[Stored items from a collection]
== == ==

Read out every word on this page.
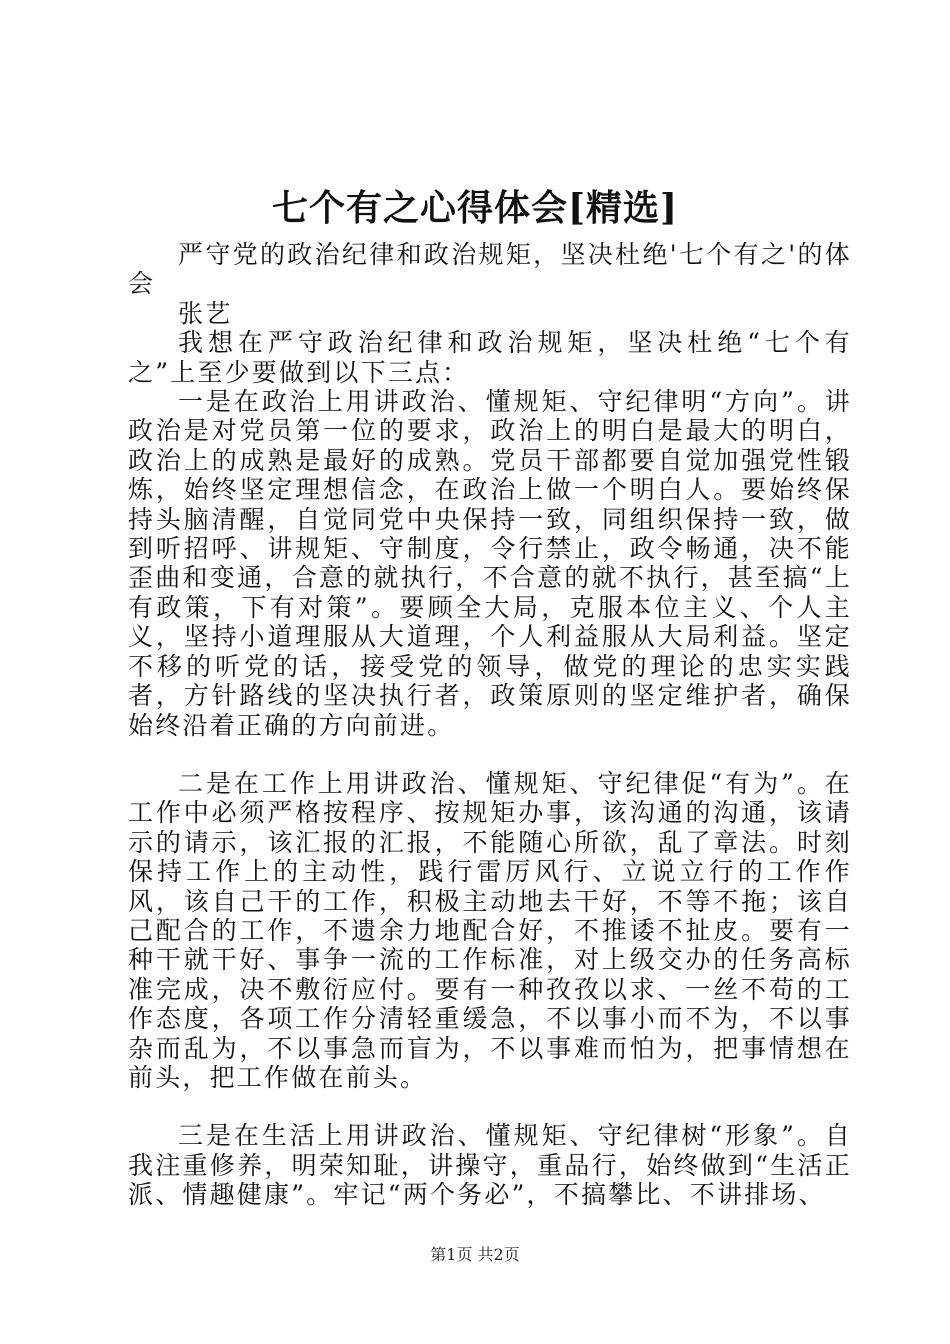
七个有之心得体会[精选]

严守党的政治纪律和政治规矩，坚决杜绝'七个有之'的体会

张艺

我想在严守政治纪律和政治规矩，坚决杜绝“七个有之”上至少要做到以下三点：

一是在政治上用讲政治、懂规矩、守纪律明“方向”。讲政治是对党员第一位的要求，政治上的明白是最大的明白，政治上的成熟是最好的成熟。党员干部都要自觉加强党性锻炼，始终坚定理想信念，在政治上做一个明白人。要始终保持头脑清醒，自觉同党中央保持一致，同组织保持一致，做到听招呼、讲规矩、守制度，令行禁止，政令畅通，决不能歪曲和变通，合意的就执行，不合意的就不执行，甚至搞“上有政策，下有对策”。要顾全大局，克服本位主义、个人主义，坚持小道理服从大道理，个人利益服从大局利益。坚定不移的听党的话，接受党的领导，做党的理论的忠实实践者，方针路线的坚决执行者，政策原则的坚定维护者，确保始终沿着正确的方向前进。

二是在工作上用讲政治、懂规矩、守纪律促“有为”。在工作中必须严格按程序、按规矩办事，该沟通的沟通，该请示的请示，该汇报的汇报，不能随心所欲，乱了章法。时刻保持工作上的主动性，践行雷厉风行、立说立行的工作作风，该自己干的工作，积极主动地去干好，不等不拖；该自己配合的工作，不遗余力地配合好，不推诿不扯皮。要有一种干就干好、事争一流的工作标准，对上级交办的任务高标准完成，决不敷衍应付。要有一种孜孜以求、一丝不苟的工作态度，各项工作分清轻重缓急，不以事小而不为，不以事杂而乱为，不以事急而盲为，不以事难而怕为，把事情想在前头，把工作做在前头。

三是在生活上用讲政治、懂规矩、守纪律树“形象”。自我注重修养，明荣知耻，讲操守，重品行，始终做到“生活正派、情趣健康”。牢记“两个务必”，不搞攀比、不讲排场、

第1页 共2页
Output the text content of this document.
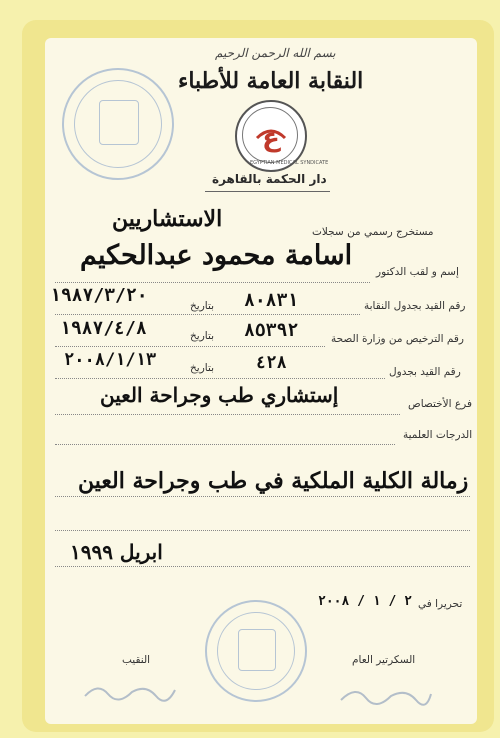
بسم الله الرحمن الرحيم
النقابة العامة للأطباء
ع
EGYPTIAN MEDICAL SYNDICATE
دار الحكمة بالقاهرة
مستخرج رسمي من سجلات
الاستشاريين
إسم و لقب الدكتور
اسامة محمود عبدالحكيم
رقم القيد بجدول النقابة
٨٠٨٣١
بتاريخ
١٩٨٧/٣/٢٠
رقم الترخيص من وزارة الصحة
٨٥٣٩٢
بتاريخ
١٩٨٧/٤/٨
رقم القيد بجدول
٤٢٨
بتاريخ
٢٠٠٨/١/١٣
فرع الأختصاص
إستشاري طب وجراحة العين
الدرجات العلمية
زمالة الكلية الملكية في طب وجراحة العين
ابريل ١٩٩٩
تحريرا في
٢ / ١ / ٢٠٠٨
السكرتير العام
النقيب
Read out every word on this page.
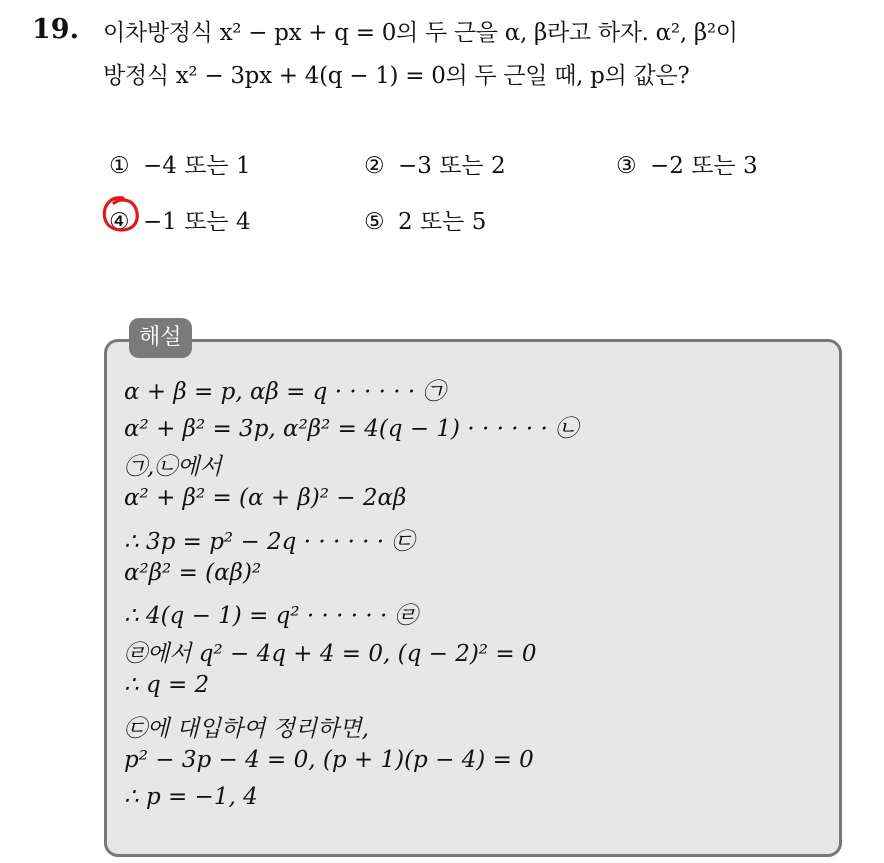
19. 이차방정식 x² − px + q = 0의 두 근을 α, β라고 하자. α², β²이
방정식 x² − 3px + 4(q − 1) = 0의 두 근일 때, p의 값은?
① −4 또는 1	② −3 또는 2	③ −2 또는 3
④ −1 또는 4	⑤ 2 또는 5
해설
α + β = p, αβ = q · · · · · · ㉠
α² + β² = 3p, α²β² = 4(q − 1) · · · · · · ㉡
㉠,㉡에서
α² + β² = (α + β)² − 2αβ
∴ 3p = p² − 2q · · · · · · ㉢
α²β² = (αβ)²
∴ 4(q − 1) = q² · · · · · · ㉣
㉣에서 q² − 4q + 4 = 0, (q − 2)² = 0
∴ q = 2
㉢에 대입하여 정리하면,
p² − 3p − 4 = 0, (p + 1)(p − 4) = 0
∴ p = −1, 4
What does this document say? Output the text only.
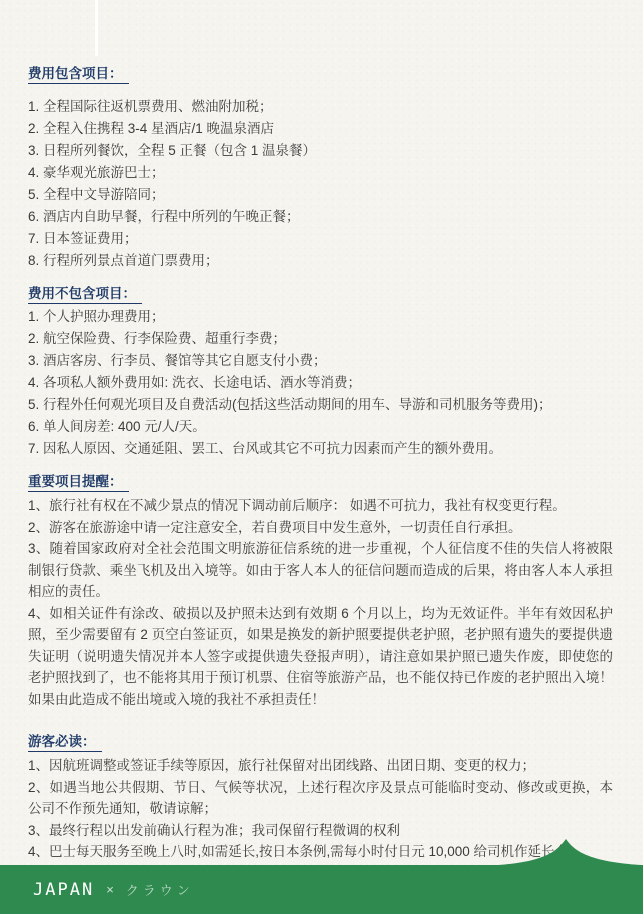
费用包含项目：

1. 全程国际往返机票费用、燃油附加税；

2. 全程入住携程 3-4 星酒店/1 晚温泉酒店

3. 日程所列餐饮，全程 5 正餐（包含 1 温泉餐）

4. 豪华观光旅游巴士；

5. 全程中文导游陪同；

6. 酒店内自助早餐，行程中所列的午晚正餐；

7. 日本签证费用；

8. 行程所列景点首道门票费用；

费用不包含项目：

1. 个人护照办理费用；

2. 航空保险费、行李保险费、超重行李费；

3. 酒店客房、行李员、餐馆等其它自愿支付小费；

4. 各项私人额外费用如: 洗衣、长途电话、酒水等消费；

5. 行程外任何观光项目及自费活动(包括这些活动期间的用车、导游和司机服务等费用)；

6. 单人间房差: 400 元/人/天。

7. 因私人原因、交通延阻、罢工、台风或其它不可抗力因素而产生的额外费用。

重要项目提醒：

1、旅行社有权在不减少景点的情况下调动前后顺序： 如遇不可抗力，我社有权变更行程。

2、游客在旅游途中请一定注意安全，若自费项目中发生意外，一切责任自行承担。

3、随着国家政府对全社会范围文明旅游征信系统的进一步重视，个人征信度不佳的失信人将被限制银行贷款、乘坐飞机及出入境等。如由于客人本人的征信问题而造成的后果，将由客人本人承担相应的责任。

4、如相关证件有涂改、破损以及护照未达到有效期 6 个月以上，均为无效证件。半年有效因私护照，至少需要留有 2 页空白签证页，如果是换发的新护照要提供老护照，老护照有遗失的要提供遗失证明（说明遗失情况并本人签字或提供遗失登报声明），请注意如果护照已遗失作废，即使您的老护照找到了，也不能将其用于预订机票、住宿等旅游产品，也不能仅持已作废的老护照出入境！如果由此造成不能出境或入境的我社不承担责任！

游客必读：

1、因航班调整或签证手续等原因，旅行社保留对出团线路、出团日期、变更的权力；

2、如遇当地公共假期、节日、气候等状况，上述行程次序及景点可能临时变动、修改或更换，本公司不作预先通知，敬请谅解；

3、最终行程以出发前确认行程为准；我司保留行程微调的权利

4、巴士每天服务至晚上八时,如需延长,按日本条例,需每小时付日元 10,000 给司机作延长金；

JAPAN × クラウン
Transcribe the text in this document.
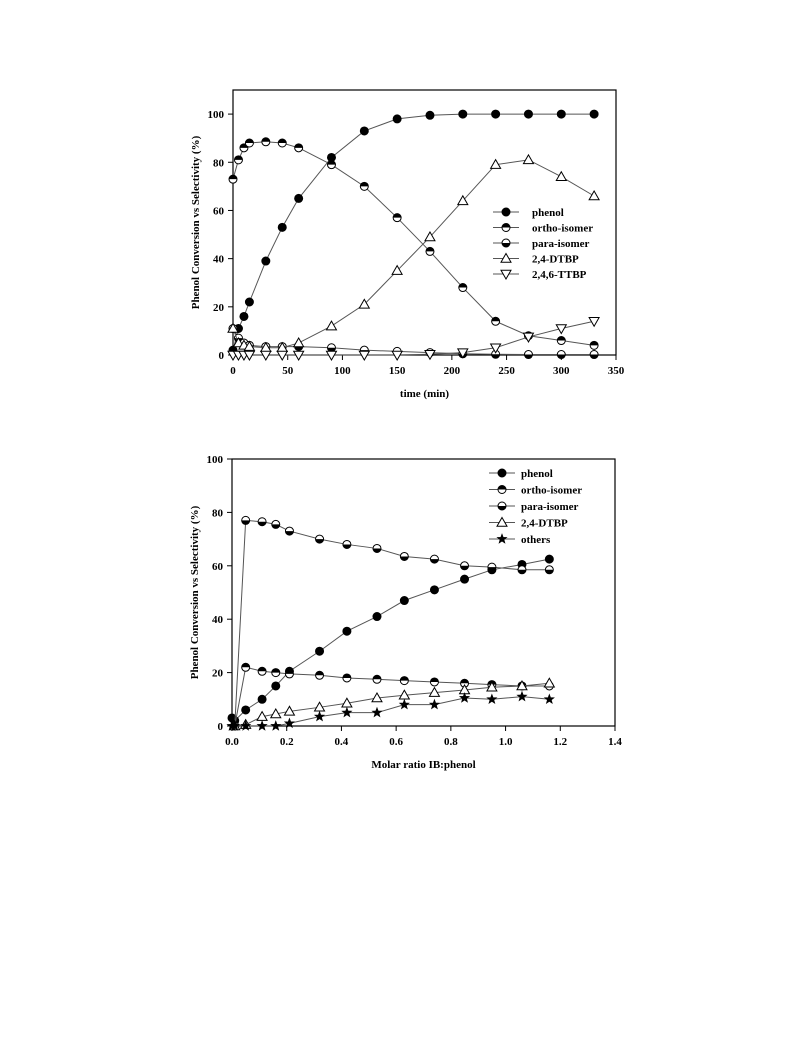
0	50	100	150	200	250	300	350
0
20
40
60
80
100
time (min)
Phenol Conversion vs Selectivity (%)	phenol
ortho-isomer
para-isomer
2,4-DTBP
2,4,6-TTBP
0.0	0.2	0.4	0.6	0.8	1.0	1.2	1.4
0
20
40
60
80
100
Molar ratio IB:phenol
Phenol Conversion vs Selectivity (%)
phenol
ortho-isomer
para-isomer
2,4-DTBP
others
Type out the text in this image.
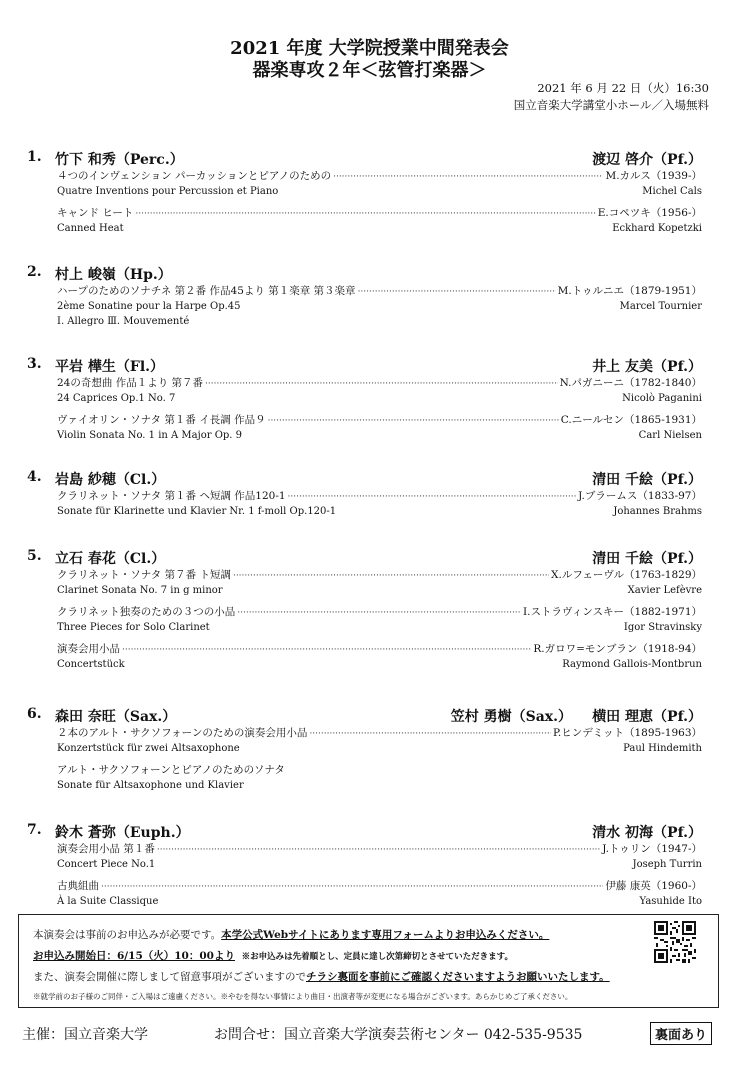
2021 年度 大学院授業中間発表会
器楽専攻２年＜弦管打楽器＞
2021 年 6 月 22 日（火）16:30
国立音楽大学講堂小ホール／入場無料
1. 竹下 和秀（Perc.）	渡辺 啓介（Pf.）
４つのインヴェンション パーカッションとピアノのための ·····	M.カルス（1939-）
Quatre Inventions pour Percussion et Piano	Michel Cals
キャンド ヒート ·····	E.コペツキ（1956-）
Canned Heat	Eckhard Kopetzki
2. 村上 峻嶺（Hp.）
ハープのためのソナチネ 第２番 作品45より 第１楽章 第３楽章 ·····	M.トゥルニエ（1879-1951）
2ème Sonatine pour la Harpe Op.45	Marcel Tournier
Ⅰ. Allegro Ⅲ. Mouvementé
3. 平岩 樺生（Fl.）	井上 友美（Pf.）
24の奇想曲 作品１より 第７番 ·····	N.パガニーニ（1782-1840）
24 Caprices Op.1 No. 7	Nicolò Paganini
ヴァイオリン・ソナタ 第１番 イ長調 作品９ ·····	C.ニールセン（1865-1931）
Violin Sonata No. 1 in A Major Op. 9	Carl Nielsen
4. 岩島 紗穂（Cl.）	清田 千絵（Pf.）
クラリネット・ソナタ 第１番 ヘ短調 作品120-1 ·····	J.ブラームス（1833-97）
Sonate für Klarinette und Klavier Nr. 1 f-moll Op.120-1	Johannes Brahms
5. 立石 春花（Cl.）	清田 千絵（Pf.）
クラリネット・ソナタ 第７番 ト短調 ·····	X.ルフェーヴル（1763-1829）
Clarinet Sonata No. 7 in g minor	Xavier Lefèvre
クラリネット独奏のための３つの小品 ·····	I.ストラヴィンスキー（1882-1971）
Three Pieces for Solo Clarinet	Igor Stravinsky
演奏会用小品 ·····	R.ガロワ=モンブラン（1918-94）
Concertstück	Raymond Gallois-Montbrun
6. 森田 奈旺（Sax.）	笠村 勇樹（Sax.） 横田 理恵（Pf.）
２本のアルト・サクソフォーンのための演奏会用小品 ·····	P.ヒンデミット（1895-1963）
Konzertstück für zwei Altsaxophone	Paul Hindemith
アルト・サクソフォーンとピアノのためのソナタ
Sonate für Altsaxophone und Klavier
7. 鈴木 蒼弥（Euph.）	清水 初海（Pf.）
演奏会用小品 第１番 ·····	J.トゥリン（1947-）
Concert Piece No.1	Joseph Turrin
古典組曲 ·····	伊藤 康英（1960-）
À la Suite Classique	Yasuhide Ito
本演奏会は事前のお申込みが必要です。本学公式Webサイトにあります専用フォームよりお申込みください。
お申込み開始日：6/15（火）10：00より ※お申込みは先着順とし、定員に達し次第締切とさせていただきます。
また、演奏会開催に際しまして留意事項がございますのでチラシ裏面を事前にご確認くださいますようお願いいたします。
※就学前のお子様のご同伴・ご入場はご遠慮ください。※やむを得ない事情により曲目・出演者等が変更になる場合がございます。あらかじめご了承ください。
主催：国立音楽大学	お問合せ：国立音楽大学演奏芸術センター 042-535-9535	裏面あり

== == ==

- **The problem**
A line counts if it holds the word "this". How many lines of the entries count? Give the number only.

- **Result**
6